■ Records shown ■
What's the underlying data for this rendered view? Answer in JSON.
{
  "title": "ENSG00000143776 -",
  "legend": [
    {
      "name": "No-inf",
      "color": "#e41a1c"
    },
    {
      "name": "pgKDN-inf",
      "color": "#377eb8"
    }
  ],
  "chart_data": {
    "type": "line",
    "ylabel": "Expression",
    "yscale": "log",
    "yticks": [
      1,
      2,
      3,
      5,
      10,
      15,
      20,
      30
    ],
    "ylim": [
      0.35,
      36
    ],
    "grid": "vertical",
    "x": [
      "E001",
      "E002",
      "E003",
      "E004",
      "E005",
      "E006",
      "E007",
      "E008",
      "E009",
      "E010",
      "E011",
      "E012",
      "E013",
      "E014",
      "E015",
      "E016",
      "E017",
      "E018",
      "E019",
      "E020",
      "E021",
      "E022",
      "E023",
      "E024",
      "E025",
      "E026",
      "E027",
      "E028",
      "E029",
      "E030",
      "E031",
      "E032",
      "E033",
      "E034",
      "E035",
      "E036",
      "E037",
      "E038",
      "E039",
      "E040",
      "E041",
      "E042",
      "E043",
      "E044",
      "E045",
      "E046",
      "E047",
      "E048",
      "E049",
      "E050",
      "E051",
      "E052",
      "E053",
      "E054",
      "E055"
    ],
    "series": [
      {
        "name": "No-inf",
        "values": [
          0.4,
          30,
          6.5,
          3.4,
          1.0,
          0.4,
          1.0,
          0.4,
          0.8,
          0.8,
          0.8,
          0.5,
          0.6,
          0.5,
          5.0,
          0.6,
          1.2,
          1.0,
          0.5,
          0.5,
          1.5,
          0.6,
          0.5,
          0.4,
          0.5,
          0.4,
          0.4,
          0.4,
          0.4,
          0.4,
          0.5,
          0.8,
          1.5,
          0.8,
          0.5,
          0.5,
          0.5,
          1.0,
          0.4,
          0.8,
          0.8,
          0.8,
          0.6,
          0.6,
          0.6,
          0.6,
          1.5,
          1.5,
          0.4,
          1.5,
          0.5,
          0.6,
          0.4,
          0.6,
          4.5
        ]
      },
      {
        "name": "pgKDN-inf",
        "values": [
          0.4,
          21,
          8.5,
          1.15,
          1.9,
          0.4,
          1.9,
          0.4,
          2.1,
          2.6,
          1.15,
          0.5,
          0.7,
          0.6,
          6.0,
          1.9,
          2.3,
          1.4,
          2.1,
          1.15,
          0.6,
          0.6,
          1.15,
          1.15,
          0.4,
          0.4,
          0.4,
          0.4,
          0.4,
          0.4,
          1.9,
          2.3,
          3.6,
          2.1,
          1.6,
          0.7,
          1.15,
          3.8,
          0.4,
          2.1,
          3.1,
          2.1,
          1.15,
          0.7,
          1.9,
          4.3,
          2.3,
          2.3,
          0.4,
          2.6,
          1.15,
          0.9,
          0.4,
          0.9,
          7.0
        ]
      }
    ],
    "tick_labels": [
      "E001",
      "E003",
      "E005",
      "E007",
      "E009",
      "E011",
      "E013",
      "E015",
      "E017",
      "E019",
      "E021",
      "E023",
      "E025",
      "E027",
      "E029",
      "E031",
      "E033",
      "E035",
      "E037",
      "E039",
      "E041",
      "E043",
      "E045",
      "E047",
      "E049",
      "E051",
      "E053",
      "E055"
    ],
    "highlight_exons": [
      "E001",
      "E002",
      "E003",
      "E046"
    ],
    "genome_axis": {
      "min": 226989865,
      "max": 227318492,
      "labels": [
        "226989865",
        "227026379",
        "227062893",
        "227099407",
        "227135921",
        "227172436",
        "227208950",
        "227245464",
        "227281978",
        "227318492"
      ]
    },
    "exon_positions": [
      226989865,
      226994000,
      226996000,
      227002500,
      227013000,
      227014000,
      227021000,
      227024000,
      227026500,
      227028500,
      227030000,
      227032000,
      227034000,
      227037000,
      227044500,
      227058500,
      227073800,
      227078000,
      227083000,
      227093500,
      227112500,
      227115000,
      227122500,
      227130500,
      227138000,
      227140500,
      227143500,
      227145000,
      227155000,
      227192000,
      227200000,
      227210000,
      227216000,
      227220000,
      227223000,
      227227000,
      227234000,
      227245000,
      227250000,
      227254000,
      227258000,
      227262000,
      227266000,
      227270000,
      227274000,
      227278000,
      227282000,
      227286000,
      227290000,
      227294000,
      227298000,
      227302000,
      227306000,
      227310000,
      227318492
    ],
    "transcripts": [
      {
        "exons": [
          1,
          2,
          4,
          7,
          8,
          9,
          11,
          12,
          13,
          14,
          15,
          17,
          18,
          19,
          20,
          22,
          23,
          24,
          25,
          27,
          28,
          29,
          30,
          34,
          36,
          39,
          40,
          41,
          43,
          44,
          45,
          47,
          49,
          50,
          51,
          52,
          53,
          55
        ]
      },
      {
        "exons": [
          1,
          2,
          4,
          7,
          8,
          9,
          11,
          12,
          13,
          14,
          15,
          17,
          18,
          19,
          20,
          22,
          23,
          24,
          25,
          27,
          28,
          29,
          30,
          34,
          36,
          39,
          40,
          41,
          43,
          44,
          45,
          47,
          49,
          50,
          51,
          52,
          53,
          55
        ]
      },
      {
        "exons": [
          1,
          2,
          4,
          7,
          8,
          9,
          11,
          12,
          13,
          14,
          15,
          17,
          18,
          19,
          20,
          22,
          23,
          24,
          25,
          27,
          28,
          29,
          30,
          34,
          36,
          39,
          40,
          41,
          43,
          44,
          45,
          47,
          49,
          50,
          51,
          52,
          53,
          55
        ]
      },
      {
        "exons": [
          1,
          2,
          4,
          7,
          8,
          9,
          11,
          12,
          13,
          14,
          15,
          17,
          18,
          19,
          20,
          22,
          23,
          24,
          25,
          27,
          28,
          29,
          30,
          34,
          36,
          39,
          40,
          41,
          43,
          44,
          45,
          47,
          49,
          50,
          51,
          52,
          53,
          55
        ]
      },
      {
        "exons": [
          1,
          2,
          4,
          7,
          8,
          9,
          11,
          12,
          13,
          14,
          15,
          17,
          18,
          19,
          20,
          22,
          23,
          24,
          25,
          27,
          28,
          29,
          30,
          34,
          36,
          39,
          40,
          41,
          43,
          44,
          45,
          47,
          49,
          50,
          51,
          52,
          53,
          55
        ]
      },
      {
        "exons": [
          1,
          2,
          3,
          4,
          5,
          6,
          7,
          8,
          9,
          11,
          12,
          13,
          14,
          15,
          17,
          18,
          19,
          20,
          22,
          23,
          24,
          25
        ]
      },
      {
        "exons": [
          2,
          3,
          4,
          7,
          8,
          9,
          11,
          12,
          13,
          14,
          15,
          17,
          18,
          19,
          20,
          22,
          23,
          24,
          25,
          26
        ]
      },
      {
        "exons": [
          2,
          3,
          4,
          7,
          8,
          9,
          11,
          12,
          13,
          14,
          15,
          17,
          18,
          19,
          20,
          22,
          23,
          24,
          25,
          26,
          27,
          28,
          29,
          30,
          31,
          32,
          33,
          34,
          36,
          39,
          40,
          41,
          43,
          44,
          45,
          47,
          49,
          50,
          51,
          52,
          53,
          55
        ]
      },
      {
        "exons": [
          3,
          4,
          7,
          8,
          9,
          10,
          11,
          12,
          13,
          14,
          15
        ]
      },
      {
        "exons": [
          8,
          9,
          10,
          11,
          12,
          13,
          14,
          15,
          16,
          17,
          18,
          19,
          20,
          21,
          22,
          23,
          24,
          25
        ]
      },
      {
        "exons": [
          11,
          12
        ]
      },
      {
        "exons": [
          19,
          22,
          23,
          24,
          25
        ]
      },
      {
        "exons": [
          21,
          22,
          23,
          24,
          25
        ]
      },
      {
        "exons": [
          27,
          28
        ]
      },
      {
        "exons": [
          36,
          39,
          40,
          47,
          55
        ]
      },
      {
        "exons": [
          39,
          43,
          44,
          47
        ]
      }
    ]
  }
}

...

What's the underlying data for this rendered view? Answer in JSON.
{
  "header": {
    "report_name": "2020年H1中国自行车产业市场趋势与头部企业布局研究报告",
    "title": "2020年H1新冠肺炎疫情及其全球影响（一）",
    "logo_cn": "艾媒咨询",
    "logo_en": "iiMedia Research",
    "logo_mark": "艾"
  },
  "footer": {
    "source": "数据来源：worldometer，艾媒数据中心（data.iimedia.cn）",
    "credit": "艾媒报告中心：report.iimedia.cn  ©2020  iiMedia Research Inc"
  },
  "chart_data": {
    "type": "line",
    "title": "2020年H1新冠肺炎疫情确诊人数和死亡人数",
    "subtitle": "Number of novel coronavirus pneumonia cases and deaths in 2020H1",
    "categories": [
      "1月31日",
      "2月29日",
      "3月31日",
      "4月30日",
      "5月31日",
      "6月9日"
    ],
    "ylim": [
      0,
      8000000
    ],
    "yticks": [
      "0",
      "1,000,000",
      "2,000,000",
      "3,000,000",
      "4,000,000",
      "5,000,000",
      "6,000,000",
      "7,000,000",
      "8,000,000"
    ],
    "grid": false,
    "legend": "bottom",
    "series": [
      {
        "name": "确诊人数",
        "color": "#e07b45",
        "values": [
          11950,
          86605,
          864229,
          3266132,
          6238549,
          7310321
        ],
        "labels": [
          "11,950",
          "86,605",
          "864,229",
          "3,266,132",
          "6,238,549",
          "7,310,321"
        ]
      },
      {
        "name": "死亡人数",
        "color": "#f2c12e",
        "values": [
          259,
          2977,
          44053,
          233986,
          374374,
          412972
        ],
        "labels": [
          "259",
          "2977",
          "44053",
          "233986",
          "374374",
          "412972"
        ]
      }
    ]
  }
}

---

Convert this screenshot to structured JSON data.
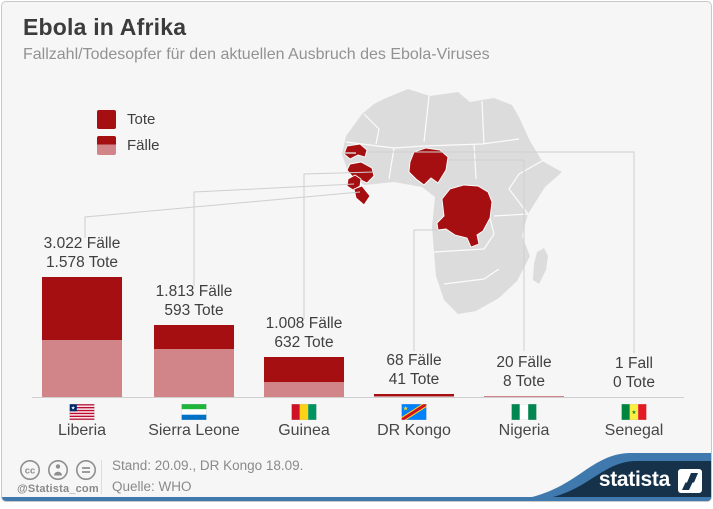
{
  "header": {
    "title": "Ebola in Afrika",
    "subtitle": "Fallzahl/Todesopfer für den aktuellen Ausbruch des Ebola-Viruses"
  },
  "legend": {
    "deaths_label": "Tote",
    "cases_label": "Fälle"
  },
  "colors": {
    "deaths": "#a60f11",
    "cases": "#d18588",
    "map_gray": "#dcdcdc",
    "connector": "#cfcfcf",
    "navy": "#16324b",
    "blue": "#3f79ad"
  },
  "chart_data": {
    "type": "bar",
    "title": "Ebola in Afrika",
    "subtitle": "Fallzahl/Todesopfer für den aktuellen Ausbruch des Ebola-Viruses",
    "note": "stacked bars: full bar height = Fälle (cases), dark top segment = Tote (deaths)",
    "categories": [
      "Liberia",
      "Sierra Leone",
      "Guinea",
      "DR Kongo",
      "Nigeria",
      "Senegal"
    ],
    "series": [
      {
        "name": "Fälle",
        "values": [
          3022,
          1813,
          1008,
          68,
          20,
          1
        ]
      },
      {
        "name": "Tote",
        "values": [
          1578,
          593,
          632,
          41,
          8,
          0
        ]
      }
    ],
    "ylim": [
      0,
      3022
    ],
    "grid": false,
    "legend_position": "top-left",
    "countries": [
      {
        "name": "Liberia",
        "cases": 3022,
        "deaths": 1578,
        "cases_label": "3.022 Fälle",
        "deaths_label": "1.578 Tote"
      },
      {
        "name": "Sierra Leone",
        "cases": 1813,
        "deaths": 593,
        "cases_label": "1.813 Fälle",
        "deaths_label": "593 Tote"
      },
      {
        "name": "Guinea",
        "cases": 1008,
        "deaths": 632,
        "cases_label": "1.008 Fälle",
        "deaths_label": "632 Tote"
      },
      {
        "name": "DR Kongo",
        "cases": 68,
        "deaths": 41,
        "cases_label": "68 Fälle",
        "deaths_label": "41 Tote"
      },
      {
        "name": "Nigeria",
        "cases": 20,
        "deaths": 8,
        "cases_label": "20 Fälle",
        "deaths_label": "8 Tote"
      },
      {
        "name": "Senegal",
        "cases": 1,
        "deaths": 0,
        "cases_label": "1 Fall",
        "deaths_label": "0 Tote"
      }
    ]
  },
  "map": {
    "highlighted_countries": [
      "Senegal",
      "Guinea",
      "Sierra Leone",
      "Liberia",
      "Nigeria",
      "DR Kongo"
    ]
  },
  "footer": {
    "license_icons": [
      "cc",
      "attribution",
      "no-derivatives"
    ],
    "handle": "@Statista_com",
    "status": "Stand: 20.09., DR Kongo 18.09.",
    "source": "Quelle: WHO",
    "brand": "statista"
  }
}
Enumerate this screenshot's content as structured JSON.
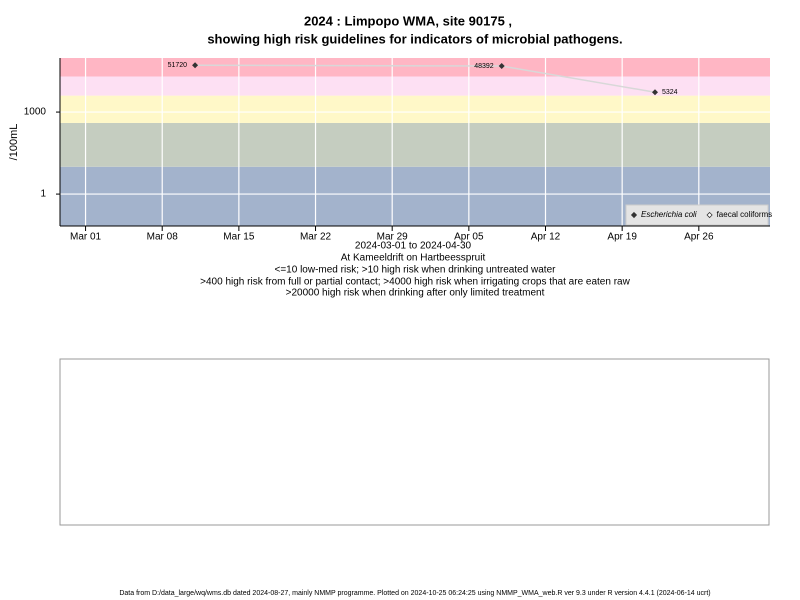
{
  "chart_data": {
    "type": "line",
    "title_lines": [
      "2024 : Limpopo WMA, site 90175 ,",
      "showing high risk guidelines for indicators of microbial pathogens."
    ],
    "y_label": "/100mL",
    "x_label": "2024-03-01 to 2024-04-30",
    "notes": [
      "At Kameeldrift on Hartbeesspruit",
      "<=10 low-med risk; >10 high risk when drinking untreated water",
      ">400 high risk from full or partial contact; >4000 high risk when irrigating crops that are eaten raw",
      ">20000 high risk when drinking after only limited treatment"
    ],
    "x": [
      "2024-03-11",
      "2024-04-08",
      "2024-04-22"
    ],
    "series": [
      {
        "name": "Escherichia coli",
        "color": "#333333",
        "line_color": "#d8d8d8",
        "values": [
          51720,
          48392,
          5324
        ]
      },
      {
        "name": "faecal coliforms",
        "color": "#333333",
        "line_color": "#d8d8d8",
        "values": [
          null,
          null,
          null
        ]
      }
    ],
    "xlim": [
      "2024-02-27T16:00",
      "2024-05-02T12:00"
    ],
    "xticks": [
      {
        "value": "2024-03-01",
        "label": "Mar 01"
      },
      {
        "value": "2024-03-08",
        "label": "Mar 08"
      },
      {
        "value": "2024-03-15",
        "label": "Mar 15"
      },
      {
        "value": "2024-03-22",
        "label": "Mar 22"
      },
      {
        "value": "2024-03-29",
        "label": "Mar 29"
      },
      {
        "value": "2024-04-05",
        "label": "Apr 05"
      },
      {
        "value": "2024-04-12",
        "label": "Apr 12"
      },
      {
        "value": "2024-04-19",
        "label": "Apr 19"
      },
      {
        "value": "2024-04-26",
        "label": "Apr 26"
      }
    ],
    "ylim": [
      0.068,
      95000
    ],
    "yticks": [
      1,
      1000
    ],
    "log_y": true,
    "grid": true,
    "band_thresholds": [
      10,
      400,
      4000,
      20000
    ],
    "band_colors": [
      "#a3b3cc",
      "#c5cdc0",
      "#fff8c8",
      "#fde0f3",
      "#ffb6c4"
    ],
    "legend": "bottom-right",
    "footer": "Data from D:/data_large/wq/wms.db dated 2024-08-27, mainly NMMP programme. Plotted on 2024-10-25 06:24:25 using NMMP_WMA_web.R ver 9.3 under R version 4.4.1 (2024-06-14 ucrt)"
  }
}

■ The problem ■
Go through the data and return each line where the word "Fälle" appears.

■ Worked solution ■
    "cases_label": "Fälle"
    "note": "stacked bars: full bar height = Fälle (cases), dark top segment = Tote (deaths)",
        "name": "Fälle",
        "cases_label": "3.022 Fälle",
        "cases_label": "1.813 Fälle",
        "cases_label": "1.008 Fälle",
        "cases_label": "68 Fälle",
        "cases_label": "20 Fälle",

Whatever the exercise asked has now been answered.